● **DIRECTIONS FOR THIS TASK**:
Return the full listing exactly as it is written.

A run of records
----

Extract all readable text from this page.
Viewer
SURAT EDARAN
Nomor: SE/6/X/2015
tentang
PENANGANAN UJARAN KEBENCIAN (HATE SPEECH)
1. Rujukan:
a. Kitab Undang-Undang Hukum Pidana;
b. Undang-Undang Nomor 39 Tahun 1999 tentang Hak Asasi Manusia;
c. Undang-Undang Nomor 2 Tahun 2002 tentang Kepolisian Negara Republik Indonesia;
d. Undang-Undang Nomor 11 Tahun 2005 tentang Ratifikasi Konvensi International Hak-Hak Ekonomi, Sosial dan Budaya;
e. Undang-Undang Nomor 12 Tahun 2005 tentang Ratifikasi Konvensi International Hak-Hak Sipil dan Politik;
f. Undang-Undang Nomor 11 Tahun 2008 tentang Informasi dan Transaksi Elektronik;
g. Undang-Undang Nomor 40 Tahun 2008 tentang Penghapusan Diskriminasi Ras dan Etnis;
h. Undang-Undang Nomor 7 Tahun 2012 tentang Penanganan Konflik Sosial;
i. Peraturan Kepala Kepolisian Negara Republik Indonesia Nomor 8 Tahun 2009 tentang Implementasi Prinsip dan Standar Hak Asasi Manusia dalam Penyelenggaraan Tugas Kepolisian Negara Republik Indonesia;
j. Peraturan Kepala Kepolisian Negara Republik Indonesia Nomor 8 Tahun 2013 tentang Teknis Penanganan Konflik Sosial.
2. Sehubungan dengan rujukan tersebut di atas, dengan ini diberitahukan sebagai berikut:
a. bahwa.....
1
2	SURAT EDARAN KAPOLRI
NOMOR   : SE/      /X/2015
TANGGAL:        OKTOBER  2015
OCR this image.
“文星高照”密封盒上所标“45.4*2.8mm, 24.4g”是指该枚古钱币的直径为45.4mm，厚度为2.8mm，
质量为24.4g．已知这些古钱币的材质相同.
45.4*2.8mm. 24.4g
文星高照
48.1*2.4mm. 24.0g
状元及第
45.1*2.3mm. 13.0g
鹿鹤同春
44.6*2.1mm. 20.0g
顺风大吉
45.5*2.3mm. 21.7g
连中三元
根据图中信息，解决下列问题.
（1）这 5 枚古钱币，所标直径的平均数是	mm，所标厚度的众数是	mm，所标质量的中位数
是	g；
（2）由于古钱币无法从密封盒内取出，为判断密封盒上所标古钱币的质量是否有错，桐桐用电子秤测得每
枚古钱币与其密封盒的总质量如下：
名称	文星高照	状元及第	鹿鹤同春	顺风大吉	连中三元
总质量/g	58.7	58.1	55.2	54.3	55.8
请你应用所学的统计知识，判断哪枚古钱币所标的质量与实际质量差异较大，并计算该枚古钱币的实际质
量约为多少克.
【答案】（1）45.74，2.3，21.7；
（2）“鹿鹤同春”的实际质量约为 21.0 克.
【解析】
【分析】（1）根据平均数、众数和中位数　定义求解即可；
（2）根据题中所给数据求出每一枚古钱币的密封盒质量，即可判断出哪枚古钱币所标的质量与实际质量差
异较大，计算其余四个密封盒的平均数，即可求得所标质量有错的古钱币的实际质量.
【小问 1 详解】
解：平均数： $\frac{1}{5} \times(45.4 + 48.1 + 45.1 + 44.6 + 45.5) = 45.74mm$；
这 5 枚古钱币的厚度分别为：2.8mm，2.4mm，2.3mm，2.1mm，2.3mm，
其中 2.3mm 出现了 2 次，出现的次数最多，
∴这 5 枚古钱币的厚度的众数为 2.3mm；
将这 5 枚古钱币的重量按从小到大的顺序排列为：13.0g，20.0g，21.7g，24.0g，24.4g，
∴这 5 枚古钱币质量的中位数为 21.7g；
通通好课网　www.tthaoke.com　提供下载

----

● **TASK RESULT**:
Extract all readable text from this page.
Viewer
SURAT EDARAN
Nomor: SE/6/X/2015
tentang
PENANGANAN UJARAN KEBENCIAN (HATE SPEECH)
1. Rujukan:
a. Kitab Undang-Undang Hukum Pidana;
b. Undang-Undang Nomor 39 Tahun 1999 tentang Hak Asasi Manusia;
c. Undang-Undang Nomor 2 Tahun 2002 tentang Kepolisian Negara Republik Indonesia;
d. Undang-Undang Nomor 11 Tahun 2005 tentang Ratifikasi Konvensi International Hak-Hak Ekonomi, Sosial dan Budaya;
e. Undang-Undang Nomor 12 Tahun 2005 tentang Ratifikasi Konvensi International Hak-Hak Sipil dan Politik;
f. Undang-Undang Nomor 11 Tahun 2008 tentang Informasi dan Transaksi Elektronik;
g. Undang-Undang Nomor 40 Tahun 2008 tentang Penghapusan Diskriminasi Ras dan Etnis;
h. Undang-Undang Nomor 7 Tahun 2012 tentang Penanganan Konflik Sosial;
i. Peraturan Kepala Kepolisian Negara Republik Indonesia Nomor 8 Tahun 2009 tentang Implementasi Prinsip dan Standar Hak Asasi Manusia dalam Penyelenggaraan Tugas Kepolisian Negara Republik Indonesia;
j. Peraturan Kepala Kepolisian Negara Republik Indonesia Nomor 8 Tahun 2013 tentang Teknis Penanganan Konflik Sosial.
2. Sehubungan dengan rujukan tersebut di atas, dengan ini diberitahukan sebagai berikut:
a. bahwa.....
1
2	SURAT EDARAN KAPOLRI
NOMOR   : SE/      /X/2015
TANGGAL:        OKTOBER  2015
OCR this image.
“文星高照”密封盒上所标“45.4*2.8mm, 24.4g”是指该枚古钱币的直径为45.4mm，厚度为2.8mm，
质量为24.4g．已知这些古钱币的材质相同.
45.4*2.8mm. 24.4g
文星高照
48.1*2.4mm. 24.0g
状元及第
45.1*2.3mm. 13.0g
鹿鹤同春
44.6*2.1mm. 20.0g
顺风大吉
45.5*2.3mm. 21.7g
连中三元
根据图中信息，解决下列问题.
（1）这 5 枚古钱币，所标直径的平均数是	mm，所标厚度的众数是	mm，所标质量的中位数
是	g；
（2）由于古钱币无法从密封盒内取出，为判断密封盒上所标古钱币的质量是否有错，桐桐用电子秤测得每
枚古钱币与其密封盒的总质量如下：
名称	文星高照	状元及第	鹿鹤同春	顺风大吉	连中三元
总质量/g	58.7	58.1	55.2	54.3	55.8
请你应用所学的统计知识，判断哪枚古钱币所标的质量与实际质量差异较大，并计算该枚古钱币的实际质
量约为多少克.
【答案】（1）45.74，2.3，21.7；
（2）“鹿鹤同春”的实际质量约为 21.0 克.
【解析】
【分析】（1）根据平均数、众数和中位数　定义求解即可；
（2）根据题中所给数据求出每一枚古钱币的密封盒质量，即可判断出哪枚古钱币所标的质量与实际质量差
异较大，计算其余四个密封盒的平均数，即可求得所标质量有错的古钱币的实际质量.
【小问 1 详解】
解：平均数： $\frac{1}{5} \times(45.4 + 48.1 + 45.1 + 44.6 + 45.5) = 45.74mm$；
这 5 枚古钱币的厚度分别为：2.8mm，2.4mm，2.3mm，2.1mm，2.3mm，
其中 2.3mm 出现了 2 次，出现的次数最多，
∴这 5 枚古钱币的厚度的众数为 2.3mm；
将这 5 枚古钱币的重量按从小到大的顺序排列为：13.0g，20.0g，21.7g，24.0g，24.4g，
∴这 5 枚古钱币质量的中位数为 21.7g；
通通好课网　www.tthaoke.com　提供下载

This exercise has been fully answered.